▶ **Selected excerpt**
┌──

New York: E. & J. B. Young, 1882.

Chapter XIII. Events of 1857

WHEN we were once more at home we found it would be better to go to Singapore, and from thence to Penang, for a little quiet. We were both ill, the Bishop seriously so. We wanted for everything, and the bazaar in Sarawak could not supply us: besides, ours was the only English dwelling-house left in the place, except the Borneo Company's premises. Captain Brooke and Mr. Grant with their brides were immediately expected, and must be housed at the mission while a bungalow was being built across the water. We left Miss Woollcy to take care of the expected visitors, the children and I went to Singapore in the Sir James Brooke steamer, and Sir William Hoste gave a passage in H.M.S. Spartan to the Bishop and Alan Grant.

I was glad of an opportunity to get my baby vaccinated, which could only happen at Singapore in those days. We were two months away, and the cool quiet of Penang Hill was a great [157/158] refreshment. The first news I heard there was that Miss Woolley was to be married to Mr. Chambers. This wedding took place immediately on our return home, the end of July. It was a great benefit to the Banting Dyaks, for Mrs. Chambers devoted herself to the women and young girls, and was a true friend to them. She taught them to sew, and instructed them in morals and religion. When I went to Banting some years afterwards, I found a set of modest young women who were much pleased with gifts of needles, thread, and thimbles; they also enjoyed a game of croquet after the lessons were done, and it was wonderful to see what smart taps of the mallet were fearlessly given under their bare feet; for of course the Dyaks do not wear shoes.

└──

▶ **Given information**
┌──

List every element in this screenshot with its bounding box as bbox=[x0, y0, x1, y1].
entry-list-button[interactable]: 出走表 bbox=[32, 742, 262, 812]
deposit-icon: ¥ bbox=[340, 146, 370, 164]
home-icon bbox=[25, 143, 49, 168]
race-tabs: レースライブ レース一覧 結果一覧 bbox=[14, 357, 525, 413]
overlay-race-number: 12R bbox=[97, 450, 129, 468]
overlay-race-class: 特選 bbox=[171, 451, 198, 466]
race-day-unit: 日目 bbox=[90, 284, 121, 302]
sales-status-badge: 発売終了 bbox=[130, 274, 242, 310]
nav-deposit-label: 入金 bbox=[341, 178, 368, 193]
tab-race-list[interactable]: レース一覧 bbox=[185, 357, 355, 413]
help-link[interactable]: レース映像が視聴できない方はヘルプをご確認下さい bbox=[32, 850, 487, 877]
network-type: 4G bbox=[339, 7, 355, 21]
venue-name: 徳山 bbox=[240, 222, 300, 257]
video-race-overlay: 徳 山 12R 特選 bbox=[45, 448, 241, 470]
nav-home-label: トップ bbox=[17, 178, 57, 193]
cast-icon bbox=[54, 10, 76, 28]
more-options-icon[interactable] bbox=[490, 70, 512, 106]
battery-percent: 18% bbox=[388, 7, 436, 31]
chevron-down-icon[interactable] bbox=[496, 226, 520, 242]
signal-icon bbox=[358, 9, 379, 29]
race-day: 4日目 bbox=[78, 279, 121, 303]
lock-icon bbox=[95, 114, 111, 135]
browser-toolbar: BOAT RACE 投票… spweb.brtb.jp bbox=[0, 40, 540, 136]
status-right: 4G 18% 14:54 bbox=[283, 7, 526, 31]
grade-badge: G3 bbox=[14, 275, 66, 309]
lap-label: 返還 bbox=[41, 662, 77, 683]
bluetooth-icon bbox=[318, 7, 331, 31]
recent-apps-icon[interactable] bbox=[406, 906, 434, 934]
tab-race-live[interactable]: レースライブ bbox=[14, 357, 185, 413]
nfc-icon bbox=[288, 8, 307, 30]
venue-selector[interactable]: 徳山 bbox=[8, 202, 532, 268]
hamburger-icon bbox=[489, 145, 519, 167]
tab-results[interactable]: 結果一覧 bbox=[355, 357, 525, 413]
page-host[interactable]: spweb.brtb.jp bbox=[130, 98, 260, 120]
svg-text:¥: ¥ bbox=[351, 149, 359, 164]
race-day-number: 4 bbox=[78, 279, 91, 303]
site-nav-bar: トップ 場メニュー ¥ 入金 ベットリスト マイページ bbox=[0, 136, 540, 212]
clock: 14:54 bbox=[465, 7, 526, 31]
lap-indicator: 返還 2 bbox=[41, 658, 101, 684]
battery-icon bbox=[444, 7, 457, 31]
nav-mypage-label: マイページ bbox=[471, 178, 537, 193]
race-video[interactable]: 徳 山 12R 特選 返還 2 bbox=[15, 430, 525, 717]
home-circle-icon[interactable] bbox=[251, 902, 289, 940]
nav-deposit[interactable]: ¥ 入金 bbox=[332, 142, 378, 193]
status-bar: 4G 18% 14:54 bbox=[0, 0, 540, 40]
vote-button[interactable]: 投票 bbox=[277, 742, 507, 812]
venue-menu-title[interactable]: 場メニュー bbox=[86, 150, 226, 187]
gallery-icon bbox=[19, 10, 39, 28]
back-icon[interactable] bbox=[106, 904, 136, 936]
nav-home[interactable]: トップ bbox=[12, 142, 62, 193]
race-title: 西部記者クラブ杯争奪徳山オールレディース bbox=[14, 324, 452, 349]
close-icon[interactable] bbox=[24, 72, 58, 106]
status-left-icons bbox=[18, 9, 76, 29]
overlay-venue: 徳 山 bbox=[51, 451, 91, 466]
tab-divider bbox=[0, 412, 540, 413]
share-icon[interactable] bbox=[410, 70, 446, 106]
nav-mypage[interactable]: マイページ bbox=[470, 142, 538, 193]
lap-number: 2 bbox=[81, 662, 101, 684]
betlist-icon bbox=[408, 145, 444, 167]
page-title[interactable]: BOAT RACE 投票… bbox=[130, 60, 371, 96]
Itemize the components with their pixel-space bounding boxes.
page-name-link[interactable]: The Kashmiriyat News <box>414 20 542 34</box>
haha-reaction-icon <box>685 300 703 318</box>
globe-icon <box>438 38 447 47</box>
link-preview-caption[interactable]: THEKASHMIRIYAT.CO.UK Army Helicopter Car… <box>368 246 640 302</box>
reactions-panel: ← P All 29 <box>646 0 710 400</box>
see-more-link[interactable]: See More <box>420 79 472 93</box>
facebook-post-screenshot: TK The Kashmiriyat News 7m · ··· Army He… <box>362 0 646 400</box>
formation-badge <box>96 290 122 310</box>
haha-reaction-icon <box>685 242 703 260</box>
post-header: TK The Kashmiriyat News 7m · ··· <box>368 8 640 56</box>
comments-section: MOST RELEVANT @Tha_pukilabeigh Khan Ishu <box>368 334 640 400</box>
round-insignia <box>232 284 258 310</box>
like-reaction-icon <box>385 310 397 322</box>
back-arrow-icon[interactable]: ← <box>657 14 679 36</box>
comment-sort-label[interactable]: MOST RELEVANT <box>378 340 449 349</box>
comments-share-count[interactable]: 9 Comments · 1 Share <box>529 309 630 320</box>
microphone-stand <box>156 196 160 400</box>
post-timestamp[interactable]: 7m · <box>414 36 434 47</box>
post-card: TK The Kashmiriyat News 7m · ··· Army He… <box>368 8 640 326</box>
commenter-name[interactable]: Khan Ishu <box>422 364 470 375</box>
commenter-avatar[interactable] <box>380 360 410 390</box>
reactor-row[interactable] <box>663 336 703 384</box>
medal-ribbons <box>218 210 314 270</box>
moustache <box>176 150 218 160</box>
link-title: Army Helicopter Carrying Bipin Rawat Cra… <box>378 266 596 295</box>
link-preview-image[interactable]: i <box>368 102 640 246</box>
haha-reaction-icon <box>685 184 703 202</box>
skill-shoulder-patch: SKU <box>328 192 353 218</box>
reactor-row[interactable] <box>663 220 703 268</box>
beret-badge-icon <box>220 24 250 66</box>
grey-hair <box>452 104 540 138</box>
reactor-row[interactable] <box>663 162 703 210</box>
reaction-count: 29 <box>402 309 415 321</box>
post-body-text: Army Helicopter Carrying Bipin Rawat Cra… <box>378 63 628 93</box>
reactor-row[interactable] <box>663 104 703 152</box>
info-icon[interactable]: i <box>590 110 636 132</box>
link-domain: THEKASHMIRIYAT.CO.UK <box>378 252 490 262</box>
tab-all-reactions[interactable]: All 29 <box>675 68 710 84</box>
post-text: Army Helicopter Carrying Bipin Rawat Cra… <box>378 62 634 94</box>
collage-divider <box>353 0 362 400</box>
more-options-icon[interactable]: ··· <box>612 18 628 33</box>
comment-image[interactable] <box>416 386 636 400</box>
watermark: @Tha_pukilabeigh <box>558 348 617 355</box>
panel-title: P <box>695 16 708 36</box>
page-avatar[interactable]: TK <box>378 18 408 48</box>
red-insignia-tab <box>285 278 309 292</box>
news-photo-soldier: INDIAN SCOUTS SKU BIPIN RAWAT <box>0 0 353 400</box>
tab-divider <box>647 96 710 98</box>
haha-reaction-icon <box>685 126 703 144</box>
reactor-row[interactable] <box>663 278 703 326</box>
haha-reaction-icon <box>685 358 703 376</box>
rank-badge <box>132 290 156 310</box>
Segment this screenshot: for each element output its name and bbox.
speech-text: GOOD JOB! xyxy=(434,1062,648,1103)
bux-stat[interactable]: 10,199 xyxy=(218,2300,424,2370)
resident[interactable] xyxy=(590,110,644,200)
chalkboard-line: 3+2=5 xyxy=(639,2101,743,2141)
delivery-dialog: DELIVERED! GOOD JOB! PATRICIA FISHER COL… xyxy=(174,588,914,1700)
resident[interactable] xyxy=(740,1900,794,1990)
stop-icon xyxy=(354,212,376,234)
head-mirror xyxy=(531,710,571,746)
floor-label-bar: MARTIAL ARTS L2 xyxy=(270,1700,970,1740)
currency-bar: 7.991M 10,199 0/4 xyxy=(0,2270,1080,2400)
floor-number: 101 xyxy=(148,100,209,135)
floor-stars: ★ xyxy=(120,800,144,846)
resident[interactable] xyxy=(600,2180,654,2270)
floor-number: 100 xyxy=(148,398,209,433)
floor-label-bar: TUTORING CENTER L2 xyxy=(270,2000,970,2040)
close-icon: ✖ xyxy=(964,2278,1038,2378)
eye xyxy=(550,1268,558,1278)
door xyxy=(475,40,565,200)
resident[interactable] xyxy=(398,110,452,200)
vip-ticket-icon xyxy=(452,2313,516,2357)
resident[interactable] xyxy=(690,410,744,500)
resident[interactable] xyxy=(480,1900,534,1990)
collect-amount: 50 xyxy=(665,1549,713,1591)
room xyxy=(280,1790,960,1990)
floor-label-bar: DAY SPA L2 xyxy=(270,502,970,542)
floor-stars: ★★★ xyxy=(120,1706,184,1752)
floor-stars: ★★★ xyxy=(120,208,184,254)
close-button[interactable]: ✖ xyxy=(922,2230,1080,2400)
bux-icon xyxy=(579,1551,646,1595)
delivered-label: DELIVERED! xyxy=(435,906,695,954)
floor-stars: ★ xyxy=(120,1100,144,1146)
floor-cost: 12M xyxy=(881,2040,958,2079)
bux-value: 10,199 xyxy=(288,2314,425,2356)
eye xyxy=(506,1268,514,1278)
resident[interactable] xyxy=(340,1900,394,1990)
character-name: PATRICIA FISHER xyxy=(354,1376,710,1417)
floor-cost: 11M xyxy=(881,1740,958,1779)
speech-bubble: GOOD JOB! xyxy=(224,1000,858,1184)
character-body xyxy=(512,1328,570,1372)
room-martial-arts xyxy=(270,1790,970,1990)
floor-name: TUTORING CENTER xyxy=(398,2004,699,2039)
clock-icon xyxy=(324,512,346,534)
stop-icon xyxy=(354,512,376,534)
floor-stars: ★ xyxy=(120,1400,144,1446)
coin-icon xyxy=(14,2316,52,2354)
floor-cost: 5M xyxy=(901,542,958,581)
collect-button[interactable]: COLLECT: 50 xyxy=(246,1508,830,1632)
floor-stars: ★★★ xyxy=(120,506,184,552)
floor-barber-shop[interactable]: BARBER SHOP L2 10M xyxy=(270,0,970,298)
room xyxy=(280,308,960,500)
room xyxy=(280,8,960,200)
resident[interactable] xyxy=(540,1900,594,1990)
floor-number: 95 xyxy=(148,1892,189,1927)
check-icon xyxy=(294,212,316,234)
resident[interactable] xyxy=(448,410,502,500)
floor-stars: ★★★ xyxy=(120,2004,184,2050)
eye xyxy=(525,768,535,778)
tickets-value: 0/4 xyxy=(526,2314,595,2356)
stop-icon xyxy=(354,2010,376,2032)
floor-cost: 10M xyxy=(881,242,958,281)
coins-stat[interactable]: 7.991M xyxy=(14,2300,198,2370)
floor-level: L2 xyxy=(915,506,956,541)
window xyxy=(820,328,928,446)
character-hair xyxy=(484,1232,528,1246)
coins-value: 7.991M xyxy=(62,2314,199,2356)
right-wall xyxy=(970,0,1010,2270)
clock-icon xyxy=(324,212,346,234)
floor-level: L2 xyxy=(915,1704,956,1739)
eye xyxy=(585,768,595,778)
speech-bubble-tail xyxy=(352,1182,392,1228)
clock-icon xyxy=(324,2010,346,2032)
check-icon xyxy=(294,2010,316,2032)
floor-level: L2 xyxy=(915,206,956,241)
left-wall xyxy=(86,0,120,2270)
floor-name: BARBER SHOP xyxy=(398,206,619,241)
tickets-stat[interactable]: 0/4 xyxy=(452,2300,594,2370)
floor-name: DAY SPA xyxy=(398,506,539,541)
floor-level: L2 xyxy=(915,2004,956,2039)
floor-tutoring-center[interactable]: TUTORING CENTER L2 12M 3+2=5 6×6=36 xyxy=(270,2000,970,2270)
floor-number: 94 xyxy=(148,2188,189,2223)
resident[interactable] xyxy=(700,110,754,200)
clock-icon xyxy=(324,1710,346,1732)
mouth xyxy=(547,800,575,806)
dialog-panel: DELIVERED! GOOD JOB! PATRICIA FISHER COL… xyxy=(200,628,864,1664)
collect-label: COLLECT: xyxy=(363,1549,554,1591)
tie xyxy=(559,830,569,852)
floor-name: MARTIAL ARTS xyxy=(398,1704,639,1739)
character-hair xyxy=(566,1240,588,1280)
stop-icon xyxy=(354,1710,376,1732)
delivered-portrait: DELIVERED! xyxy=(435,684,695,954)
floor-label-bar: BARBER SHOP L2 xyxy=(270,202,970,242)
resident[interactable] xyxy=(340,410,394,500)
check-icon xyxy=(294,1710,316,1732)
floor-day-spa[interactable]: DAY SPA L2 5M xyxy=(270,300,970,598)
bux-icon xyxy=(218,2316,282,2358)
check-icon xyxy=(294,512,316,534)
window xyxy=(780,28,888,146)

└──

▶ **Task statement**
Answer these questions about the chapter on events of 1857:
(a) Who gave the Bishop and Alan Grant passage, and on what ship?
(b) How long was the narrator away?
(c) When did the wedding of Miss Woolley and Mr. Chambers take place?
The items have no connection to the text.

▶ **Written answer**
(a) Sir William Hoste, on H.M.S. Spartan.
(b) Two months.
(c) Immediately on their return home, at the end of July.